• SET PROBLEM
Please list all lines of the material below in which the string "caption" occurs.

───── DATA RECORDS ─────

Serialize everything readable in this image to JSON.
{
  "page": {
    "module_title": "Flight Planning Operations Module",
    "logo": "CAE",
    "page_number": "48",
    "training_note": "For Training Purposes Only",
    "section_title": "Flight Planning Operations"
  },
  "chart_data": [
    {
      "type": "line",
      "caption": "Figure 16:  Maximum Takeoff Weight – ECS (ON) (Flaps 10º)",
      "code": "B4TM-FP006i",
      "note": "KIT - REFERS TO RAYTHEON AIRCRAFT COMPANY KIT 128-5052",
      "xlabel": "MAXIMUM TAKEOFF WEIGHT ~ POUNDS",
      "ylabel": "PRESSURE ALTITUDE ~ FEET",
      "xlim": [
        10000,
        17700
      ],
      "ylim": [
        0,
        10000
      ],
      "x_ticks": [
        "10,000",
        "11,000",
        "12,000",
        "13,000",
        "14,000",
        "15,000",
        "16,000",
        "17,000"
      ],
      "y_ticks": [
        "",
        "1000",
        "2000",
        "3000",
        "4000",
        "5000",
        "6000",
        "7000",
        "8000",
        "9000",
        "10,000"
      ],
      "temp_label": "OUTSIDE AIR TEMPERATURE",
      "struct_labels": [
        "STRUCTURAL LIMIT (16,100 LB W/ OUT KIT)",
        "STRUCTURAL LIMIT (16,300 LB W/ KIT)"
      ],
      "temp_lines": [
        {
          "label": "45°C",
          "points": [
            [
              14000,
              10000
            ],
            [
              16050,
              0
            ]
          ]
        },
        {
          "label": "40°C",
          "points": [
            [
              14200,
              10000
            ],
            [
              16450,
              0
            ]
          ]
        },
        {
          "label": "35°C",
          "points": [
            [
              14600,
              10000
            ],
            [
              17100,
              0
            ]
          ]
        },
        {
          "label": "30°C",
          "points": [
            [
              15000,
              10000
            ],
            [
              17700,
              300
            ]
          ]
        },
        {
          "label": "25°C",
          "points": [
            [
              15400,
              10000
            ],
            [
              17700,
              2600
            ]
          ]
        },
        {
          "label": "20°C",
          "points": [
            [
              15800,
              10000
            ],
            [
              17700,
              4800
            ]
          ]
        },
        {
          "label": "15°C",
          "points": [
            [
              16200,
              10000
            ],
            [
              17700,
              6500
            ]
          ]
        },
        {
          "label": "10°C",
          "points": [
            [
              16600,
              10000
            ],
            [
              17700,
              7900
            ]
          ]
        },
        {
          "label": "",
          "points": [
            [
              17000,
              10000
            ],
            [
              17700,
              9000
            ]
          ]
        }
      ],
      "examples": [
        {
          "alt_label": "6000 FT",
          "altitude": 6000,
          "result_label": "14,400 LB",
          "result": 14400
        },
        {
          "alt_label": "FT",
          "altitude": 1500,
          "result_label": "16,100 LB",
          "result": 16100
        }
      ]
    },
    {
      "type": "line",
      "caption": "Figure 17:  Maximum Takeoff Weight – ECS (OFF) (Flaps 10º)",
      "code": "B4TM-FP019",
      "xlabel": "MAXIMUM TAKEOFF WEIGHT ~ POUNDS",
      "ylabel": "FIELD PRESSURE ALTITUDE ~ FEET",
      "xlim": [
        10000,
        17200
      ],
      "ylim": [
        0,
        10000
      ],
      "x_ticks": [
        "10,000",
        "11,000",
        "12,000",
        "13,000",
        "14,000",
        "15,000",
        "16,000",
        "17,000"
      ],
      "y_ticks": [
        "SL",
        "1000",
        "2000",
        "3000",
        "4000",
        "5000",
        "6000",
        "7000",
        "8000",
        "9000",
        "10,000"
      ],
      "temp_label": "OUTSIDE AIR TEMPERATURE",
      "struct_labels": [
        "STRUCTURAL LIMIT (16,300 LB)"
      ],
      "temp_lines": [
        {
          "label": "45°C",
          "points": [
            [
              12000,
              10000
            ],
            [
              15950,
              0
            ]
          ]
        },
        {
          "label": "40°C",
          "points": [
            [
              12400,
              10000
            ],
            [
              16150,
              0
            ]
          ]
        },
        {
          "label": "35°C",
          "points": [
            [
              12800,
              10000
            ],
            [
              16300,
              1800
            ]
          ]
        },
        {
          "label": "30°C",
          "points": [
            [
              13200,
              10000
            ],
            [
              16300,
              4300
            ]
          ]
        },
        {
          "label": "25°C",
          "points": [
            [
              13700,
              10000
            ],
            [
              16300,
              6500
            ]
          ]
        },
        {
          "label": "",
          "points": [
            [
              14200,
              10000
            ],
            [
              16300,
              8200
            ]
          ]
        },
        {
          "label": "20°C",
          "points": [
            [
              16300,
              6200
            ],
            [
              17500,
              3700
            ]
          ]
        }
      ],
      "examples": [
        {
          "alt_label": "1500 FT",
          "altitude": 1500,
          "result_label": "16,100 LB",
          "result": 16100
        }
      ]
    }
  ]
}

─────

• TASK OUTPUT
      "caption": "Figure 16:  Maximum Takeoff Weight – ECS (ON) (Flaps 10º)",
      "caption": "Figure 17:  Maximum Takeoff Weight – ECS (OFF) (Flaps 10º)",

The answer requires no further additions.